**GOAL:**
Render the lines below as a JSON list of strings, one string per line and blank lines omitted, starting at the first line and ending at the line that contains "458, 333, 474]", with both of those lines included.

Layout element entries
_ _ _ _
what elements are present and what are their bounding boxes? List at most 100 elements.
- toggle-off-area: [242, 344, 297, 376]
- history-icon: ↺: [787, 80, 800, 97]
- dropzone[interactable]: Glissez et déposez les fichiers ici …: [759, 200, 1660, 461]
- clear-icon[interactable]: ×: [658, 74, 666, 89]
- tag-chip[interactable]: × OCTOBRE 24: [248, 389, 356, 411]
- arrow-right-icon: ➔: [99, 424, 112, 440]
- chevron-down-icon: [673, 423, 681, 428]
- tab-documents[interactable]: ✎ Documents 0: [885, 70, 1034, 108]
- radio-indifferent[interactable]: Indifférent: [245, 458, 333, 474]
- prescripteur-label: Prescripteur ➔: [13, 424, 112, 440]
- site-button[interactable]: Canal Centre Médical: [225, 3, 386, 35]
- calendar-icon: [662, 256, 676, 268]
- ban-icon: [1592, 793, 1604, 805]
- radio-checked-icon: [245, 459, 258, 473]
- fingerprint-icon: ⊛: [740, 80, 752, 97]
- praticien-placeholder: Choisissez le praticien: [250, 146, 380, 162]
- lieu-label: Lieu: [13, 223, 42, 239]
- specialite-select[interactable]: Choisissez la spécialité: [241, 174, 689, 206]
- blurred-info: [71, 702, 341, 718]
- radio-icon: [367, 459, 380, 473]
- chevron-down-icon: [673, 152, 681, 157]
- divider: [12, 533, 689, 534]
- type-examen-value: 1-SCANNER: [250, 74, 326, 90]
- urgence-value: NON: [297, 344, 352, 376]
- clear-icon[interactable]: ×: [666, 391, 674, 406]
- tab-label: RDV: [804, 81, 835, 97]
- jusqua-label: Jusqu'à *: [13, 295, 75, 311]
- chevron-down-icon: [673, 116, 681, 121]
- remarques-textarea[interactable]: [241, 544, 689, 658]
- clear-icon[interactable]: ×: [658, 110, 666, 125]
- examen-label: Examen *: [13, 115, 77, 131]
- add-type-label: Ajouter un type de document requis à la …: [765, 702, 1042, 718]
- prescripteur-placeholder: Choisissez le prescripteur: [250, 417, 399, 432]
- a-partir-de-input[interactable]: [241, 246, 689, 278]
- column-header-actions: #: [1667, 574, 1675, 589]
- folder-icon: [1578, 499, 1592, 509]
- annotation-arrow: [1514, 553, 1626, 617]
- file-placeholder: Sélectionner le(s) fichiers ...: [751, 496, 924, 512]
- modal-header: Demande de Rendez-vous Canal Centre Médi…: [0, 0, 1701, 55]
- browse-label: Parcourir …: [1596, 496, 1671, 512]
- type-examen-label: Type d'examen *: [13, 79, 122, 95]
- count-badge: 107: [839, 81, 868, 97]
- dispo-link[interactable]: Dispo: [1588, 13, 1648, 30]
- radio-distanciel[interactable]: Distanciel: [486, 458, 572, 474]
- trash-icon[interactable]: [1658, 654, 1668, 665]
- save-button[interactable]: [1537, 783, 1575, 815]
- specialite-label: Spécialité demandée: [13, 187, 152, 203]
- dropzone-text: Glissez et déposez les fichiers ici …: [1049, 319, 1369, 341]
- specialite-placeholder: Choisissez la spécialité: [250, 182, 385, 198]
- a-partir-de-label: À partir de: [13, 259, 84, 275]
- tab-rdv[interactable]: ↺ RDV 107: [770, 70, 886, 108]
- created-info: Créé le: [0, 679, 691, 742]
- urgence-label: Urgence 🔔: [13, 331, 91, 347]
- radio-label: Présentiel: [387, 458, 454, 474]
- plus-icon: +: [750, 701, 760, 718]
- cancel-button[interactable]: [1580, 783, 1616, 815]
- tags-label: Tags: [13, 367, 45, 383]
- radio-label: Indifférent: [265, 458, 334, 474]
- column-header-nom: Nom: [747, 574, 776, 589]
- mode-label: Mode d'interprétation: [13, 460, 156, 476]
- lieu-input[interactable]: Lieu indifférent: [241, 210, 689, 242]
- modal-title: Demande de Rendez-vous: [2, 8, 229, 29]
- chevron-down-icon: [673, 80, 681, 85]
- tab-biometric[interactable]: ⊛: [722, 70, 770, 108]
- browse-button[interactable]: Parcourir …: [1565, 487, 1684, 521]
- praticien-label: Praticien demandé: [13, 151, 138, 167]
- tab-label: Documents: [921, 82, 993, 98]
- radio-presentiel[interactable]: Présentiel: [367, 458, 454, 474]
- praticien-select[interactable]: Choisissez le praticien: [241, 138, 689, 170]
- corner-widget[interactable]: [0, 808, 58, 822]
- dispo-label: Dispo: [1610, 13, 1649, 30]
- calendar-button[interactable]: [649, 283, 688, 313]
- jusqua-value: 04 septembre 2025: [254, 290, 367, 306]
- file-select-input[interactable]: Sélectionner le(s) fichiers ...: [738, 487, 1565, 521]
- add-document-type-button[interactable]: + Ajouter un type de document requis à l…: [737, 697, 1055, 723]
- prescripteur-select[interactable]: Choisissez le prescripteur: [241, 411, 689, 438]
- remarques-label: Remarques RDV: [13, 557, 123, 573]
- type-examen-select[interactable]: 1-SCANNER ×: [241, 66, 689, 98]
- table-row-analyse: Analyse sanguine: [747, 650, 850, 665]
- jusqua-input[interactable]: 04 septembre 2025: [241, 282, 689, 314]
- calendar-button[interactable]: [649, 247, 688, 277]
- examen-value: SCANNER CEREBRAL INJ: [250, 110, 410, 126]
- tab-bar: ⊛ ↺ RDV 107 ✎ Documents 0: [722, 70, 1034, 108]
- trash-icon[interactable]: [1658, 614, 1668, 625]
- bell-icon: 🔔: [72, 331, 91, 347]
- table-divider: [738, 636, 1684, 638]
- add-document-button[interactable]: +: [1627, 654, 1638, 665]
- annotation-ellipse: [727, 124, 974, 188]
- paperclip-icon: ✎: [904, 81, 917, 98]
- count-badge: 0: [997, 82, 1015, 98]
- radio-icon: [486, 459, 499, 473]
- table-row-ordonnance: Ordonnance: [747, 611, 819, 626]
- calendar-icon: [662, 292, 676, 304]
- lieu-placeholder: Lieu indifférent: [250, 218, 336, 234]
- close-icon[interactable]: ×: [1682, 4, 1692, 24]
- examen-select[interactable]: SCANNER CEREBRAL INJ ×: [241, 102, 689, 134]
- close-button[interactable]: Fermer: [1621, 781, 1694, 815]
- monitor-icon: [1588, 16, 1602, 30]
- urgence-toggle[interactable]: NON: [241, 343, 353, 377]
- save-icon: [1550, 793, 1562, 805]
_ _ _ _
**THE OUTPUT:**
[
  "what elements are present and what are their bounding boxes? List at most 100 elements.",
  "- toggle-off-area: [242, 344, 297, 376]",
  "- history-icon: ↺: [787, 80, 800, 97]",
  "- dropzone[interactable]: Glissez et déposez les fichiers ici …: [759, 200, 1660, 461]",
  "- clear-icon[interactable]: ×: [658, 74, 666, 89]",
  "- tag-chip[interactable]: × OCTOBRE 24: [248, 389, 356, 411]",
  "- arrow-right-icon: ➔: [99, 424, 112, 440]",
  "- chevron-down-icon: [673, 423, 681, 428]",
  "- tab-documents[interactable]: ✎ Documents 0: [885, 70, 1034, 108]",
  "- radio-indifferent[interactable]: Indifférent: [245, 458, 333, 474]"
]